*** Begin section ***
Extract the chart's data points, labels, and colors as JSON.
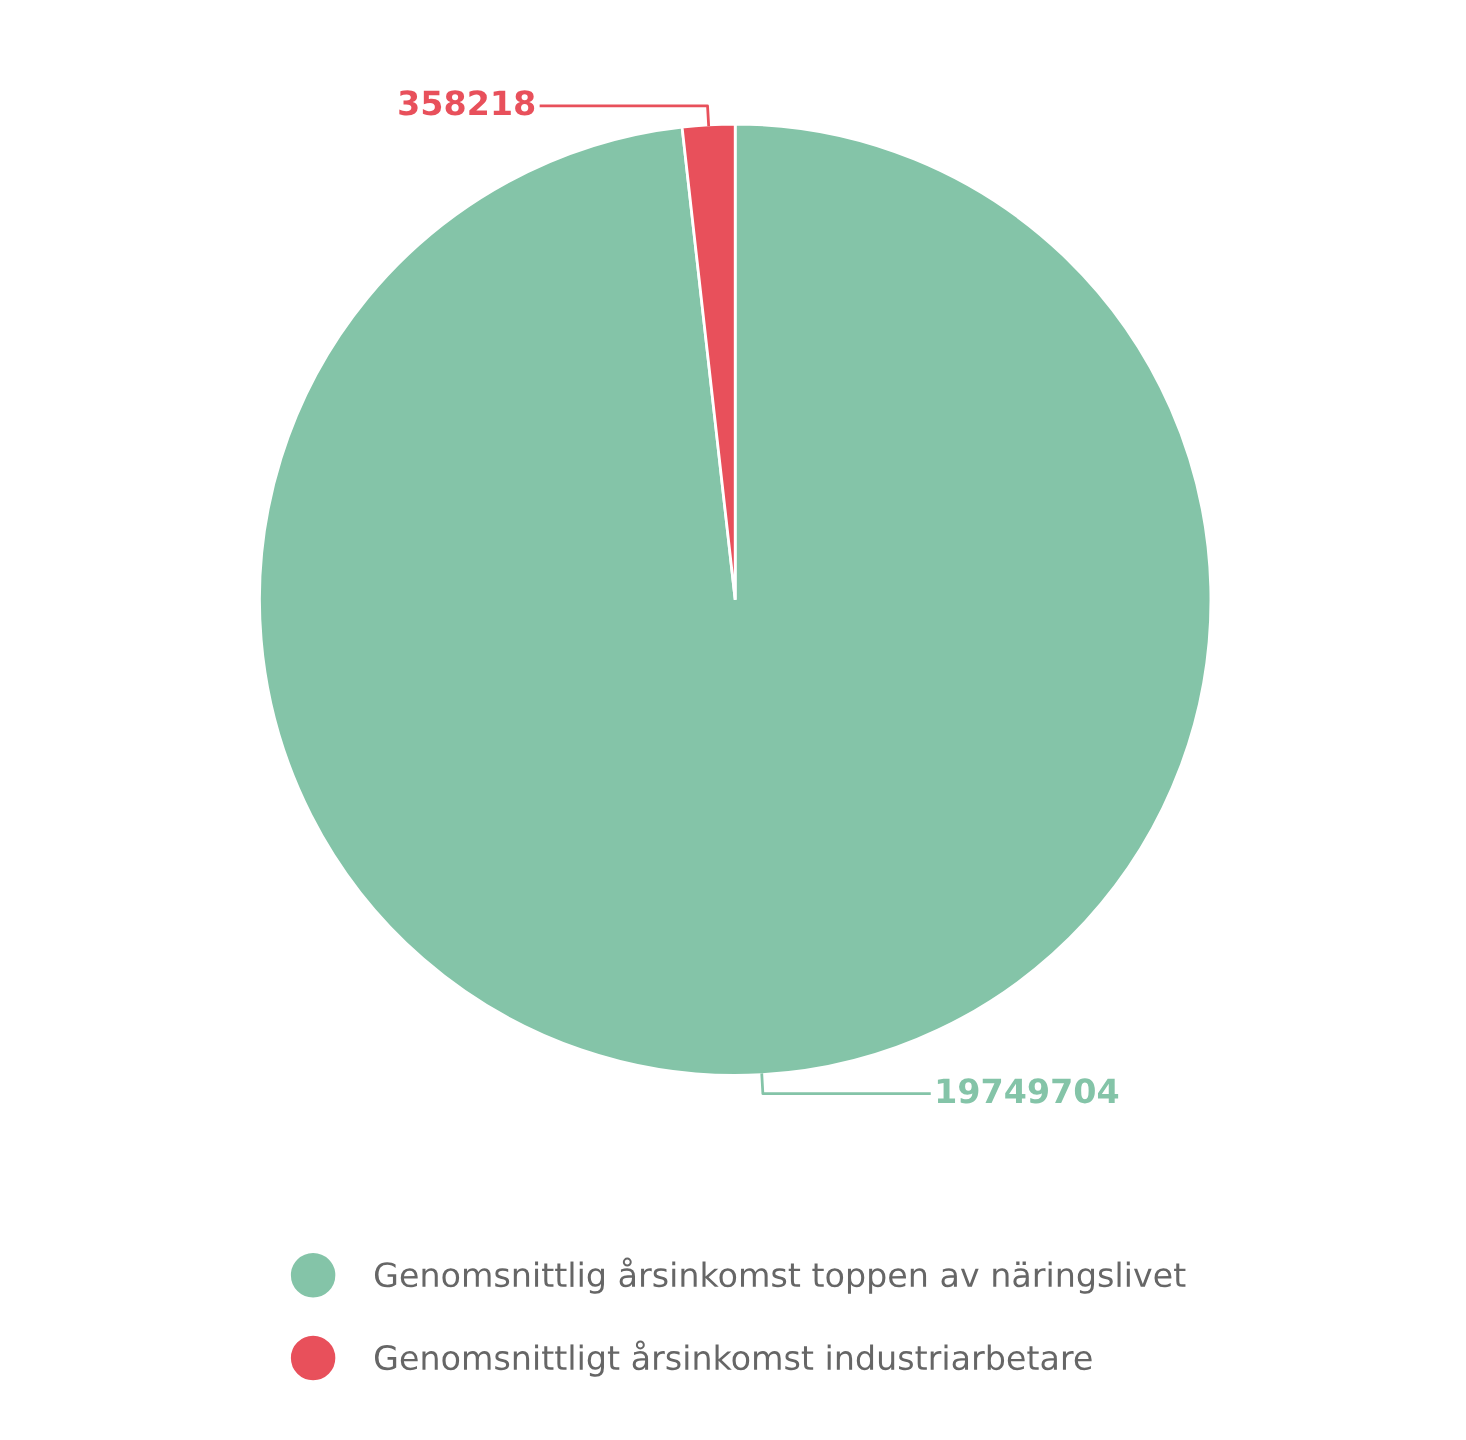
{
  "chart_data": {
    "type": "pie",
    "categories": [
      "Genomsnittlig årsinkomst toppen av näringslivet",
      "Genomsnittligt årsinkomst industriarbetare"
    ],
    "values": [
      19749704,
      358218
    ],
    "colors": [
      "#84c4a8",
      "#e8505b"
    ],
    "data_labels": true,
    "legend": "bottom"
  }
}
*** End section ***
> _WHAT THIS TASK INVOLVES_
Word for word, return the material, omitting the pictures.

> _RESPONSE_
Extract the chart's data points, labels, and colors as JSON.
{
  "chart_data": {
    "type": "pie",
    "categories": [
      "Genomsnittlig årsinkomst toppen av näringslivet",
      "Genomsnittligt årsinkomst industriarbetare"
    ],
    "values": [
      19749704,
      358218
    ],
    "colors": [
      "#84c4a8",
      "#e8505b"
    ],
    "data_labels": true,
    "legend": "bottom"
  }
}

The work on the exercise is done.